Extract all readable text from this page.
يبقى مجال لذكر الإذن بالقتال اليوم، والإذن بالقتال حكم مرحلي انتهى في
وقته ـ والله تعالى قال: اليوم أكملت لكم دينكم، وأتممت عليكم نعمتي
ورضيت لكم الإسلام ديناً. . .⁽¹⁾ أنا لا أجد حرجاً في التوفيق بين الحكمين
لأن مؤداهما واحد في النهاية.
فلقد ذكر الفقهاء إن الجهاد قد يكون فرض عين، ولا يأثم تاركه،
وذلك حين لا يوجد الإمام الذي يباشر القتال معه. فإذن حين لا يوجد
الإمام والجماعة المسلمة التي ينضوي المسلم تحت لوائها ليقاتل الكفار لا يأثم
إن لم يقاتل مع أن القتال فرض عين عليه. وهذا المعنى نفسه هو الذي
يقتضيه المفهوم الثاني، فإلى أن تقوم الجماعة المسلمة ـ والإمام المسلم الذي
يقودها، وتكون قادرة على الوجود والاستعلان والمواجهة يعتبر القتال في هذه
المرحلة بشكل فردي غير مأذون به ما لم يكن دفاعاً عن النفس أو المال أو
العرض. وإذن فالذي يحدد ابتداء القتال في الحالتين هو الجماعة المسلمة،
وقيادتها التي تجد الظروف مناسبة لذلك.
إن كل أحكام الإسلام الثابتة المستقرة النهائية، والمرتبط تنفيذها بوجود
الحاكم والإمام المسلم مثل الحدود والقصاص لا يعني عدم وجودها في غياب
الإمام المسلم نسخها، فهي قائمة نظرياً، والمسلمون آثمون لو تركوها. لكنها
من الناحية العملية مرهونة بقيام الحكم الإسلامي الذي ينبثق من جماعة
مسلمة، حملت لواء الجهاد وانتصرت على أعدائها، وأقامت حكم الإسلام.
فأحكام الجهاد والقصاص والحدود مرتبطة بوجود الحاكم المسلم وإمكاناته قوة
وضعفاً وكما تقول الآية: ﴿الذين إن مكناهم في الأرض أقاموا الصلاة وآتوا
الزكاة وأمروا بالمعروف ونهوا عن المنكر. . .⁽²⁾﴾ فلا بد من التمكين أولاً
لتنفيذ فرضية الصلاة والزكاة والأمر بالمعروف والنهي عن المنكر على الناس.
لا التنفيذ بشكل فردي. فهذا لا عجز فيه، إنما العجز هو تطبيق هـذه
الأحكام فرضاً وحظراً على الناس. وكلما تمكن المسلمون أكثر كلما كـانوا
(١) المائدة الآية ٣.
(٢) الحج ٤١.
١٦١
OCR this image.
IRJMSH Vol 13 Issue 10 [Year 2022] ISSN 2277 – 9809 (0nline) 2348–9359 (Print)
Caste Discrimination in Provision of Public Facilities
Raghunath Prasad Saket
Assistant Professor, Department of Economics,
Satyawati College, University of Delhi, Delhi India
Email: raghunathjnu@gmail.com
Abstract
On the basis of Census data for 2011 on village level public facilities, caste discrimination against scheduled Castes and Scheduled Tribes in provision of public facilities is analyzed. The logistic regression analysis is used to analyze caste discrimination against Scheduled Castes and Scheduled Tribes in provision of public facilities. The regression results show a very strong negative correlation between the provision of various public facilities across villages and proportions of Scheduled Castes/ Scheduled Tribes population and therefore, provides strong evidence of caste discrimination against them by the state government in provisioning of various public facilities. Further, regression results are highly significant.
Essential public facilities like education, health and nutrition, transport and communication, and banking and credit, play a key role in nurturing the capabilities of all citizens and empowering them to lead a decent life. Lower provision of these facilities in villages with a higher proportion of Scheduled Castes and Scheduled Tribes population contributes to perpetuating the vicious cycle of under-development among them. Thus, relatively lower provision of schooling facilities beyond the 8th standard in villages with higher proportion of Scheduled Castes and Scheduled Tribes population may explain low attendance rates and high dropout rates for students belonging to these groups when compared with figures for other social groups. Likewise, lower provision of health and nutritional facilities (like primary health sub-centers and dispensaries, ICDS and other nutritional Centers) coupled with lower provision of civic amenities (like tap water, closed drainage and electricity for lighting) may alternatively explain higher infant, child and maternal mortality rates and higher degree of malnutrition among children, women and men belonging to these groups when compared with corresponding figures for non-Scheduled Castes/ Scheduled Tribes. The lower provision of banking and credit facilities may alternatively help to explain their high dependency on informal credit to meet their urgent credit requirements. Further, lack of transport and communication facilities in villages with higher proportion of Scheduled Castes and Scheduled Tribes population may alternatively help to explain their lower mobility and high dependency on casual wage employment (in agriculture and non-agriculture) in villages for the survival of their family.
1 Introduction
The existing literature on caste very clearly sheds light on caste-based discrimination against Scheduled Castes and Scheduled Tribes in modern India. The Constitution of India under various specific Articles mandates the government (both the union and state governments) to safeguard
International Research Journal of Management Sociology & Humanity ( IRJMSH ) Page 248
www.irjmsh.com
————
-- Exercise --
Nothing in the data may differ; print all of it exactly as written.

-- Task output --
Extract all readable text from this page.
يبقى مجال لذكر الإذن بالقتال اليوم، والإذن بالقتال حكم مرحلي انتهى في
وقته ـ والله تعالى قال: اليوم أكملت لكم دينكم، وأتممت عليكم نعمتي
ورضيت لكم الإسلام ديناً. . .⁽¹⁾ أنا لا أجد حرجاً في التوفيق بين الحكمين
لأن مؤداهما واحد في النهاية.
فلقد ذكر الفقهاء إن الجهاد قد يكون فرض عين، ولا يأثم تاركه،
وذلك حين لا يوجد الإمام الذي يباشر القتال معه. فإذن حين لا يوجد
الإمام والجماعة المسلمة التي ينضوي المسلم تحت لوائها ليقاتل الكفار لا يأثم
إن لم يقاتل مع أن القتال فرض عين عليه. وهذا المعنى نفسه هو الذي
يقتضيه المفهوم الثاني، فإلى أن تقوم الجماعة المسلمة ـ والإمام المسلم الذي
يقودها، وتكون قادرة على الوجود والاستعلان والمواجهة يعتبر القتال في هذه
المرحلة بشكل فردي غير مأذون به ما لم يكن دفاعاً عن النفس أو المال أو
العرض. وإذن فالذي يحدد ابتداء القتال في الحالتين هو الجماعة المسلمة،
وقيادتها التي تجد الظروف مناسبة لذلك.
إن كل أحكام الإسلام الثابتة المستقرة النهائية، والمرتبط تنفيذها بوجود
الحاكم والإمام المسلم مثل الحدود والقصاص لا يعني عدم وجودها في غياب
الإمام المسلم نسخها، فهي قائمة نظرياً، والمسلمون آثمون لو تركوها. لكنها
من الناحية العملية مرهونة بقيام الحكم الإسلامي الذي ينبثق من جماعة
مسلمة، حملت لواء الجهاد وانتصرت على أعدائها، وأقامت حكم الإسلام.
فأحكام الجهاد والقصاص والحدود مرتبطة بوجود الحاكم المسلم وإمكاناته قوة
وضعفاً وكما تقول الآية: ﴿الذين إن مكناهم في الأرض أقاموا الصلاة وآتوا
الزكاة وأمروا بالمعروف ونهوا عن المنكر. . .⁽²⁾﴾ فلا بد من التمكين أولاً
لتنفيذ فرضية الصلاة والزكاة والأمر بالمعروف والنهي عن المنكر على الناس.
لا التنفيذ بشكل فردي. فهذا لا عجز فيه، إنما العجز هو تطبيق هـذه
الأحكام فرضاً وحظراً على الناس. وكلما تمكن المسلمون أكثر كلما كـانوا
(١) المائدة الآية ٣.
(٢) الحج ٤١.
١٦١
OCR this image.
IRJMSH Vol 13 Issue 10 [Year 2022] ISSN 2277 – 9809 (0nline) 2348–9359 (Print)
Caste Discrimination in Provision of Public Facilities
Raghunath Prasad Saket
Assistant Professor, Department of Economics,
Satyawati College, University of Delhi, Delhi India
Email: raghunathjnu@gmail.com
Abstract
On the basis of Census data for 2011 on village level public facilities, caste discrimination against scheduled Castes and Scheduled Tribes in provision of public facilities is analyzed. The logistic regression analysis is used to analyze caste discrimination against Scheduled Castes and Scheduled Tribes in provision of public facilities. The regression results show a very strong negative correlation between the provision of various public facilities across villages and proportions of Scheduled Castes/ Scheduled Tribes population and therefore, provides strong evidence of caste discrimination against them by the state government in provisioning of various public facilities. Further, regression results are highly significant.
Essential public facilities like education, health and nutrition, transport and communication, and banking and credit, play a key role in nurturing the capabilities of all citizens and empowering them to lead a decent life. Lower provision of these facilities in villages with a higher proportion of Scheduled Castes and Scheduled Tribes population contributes to perpetuating the vicious cycle of under-development among them. Thus, relatively lower provision of schooling facilities beyond the 8th standard in villages with higher proportion of Scheduled Castes and Scheduled Tribes population may explain low attendance rates and high dropout rates for students belonging to these groups when compared with figures for other social groups. Likewise, lower provision of health and nutritional facilities (like primary health sub-centers and dispensaries, ICDS and other nutritional Centers) coupled with lower provision of civic amenities (like tap water, closed drainage and electricity for lighting) may alternatively explain higher infant, child and maternal mortality rates and higher degree of malnutrition among children, women and men belonging to these groups when compared with corresponding figures for non-Scheduled Castes/ Scheduled Tribes. The lower provision of banking and credit facilities may alternatively help to explain their high dependency on informal credit to meet their urgent credit requirements. Further, lack of transport and communication facilities in villages with higher proportion of Scheduled Castes and Scheduled Tribes population may alternatively help to explain their lower mobility and high dependency on casual wage employment (in agriculture and non-agriculture) in villages for the survival of their family.
1 Introduction
The existing literature on caste very clearly sheds light on caste-based discrimination against Scheduled Castes and Scheduled Tribes in modern India. The Constitution of India under various specific Articles mandates the government (both the union and state governments) to safeguard
International Research Journal of Management Sociology & Humanity ( IRJMSH ) Page 248
www.irjmsh.com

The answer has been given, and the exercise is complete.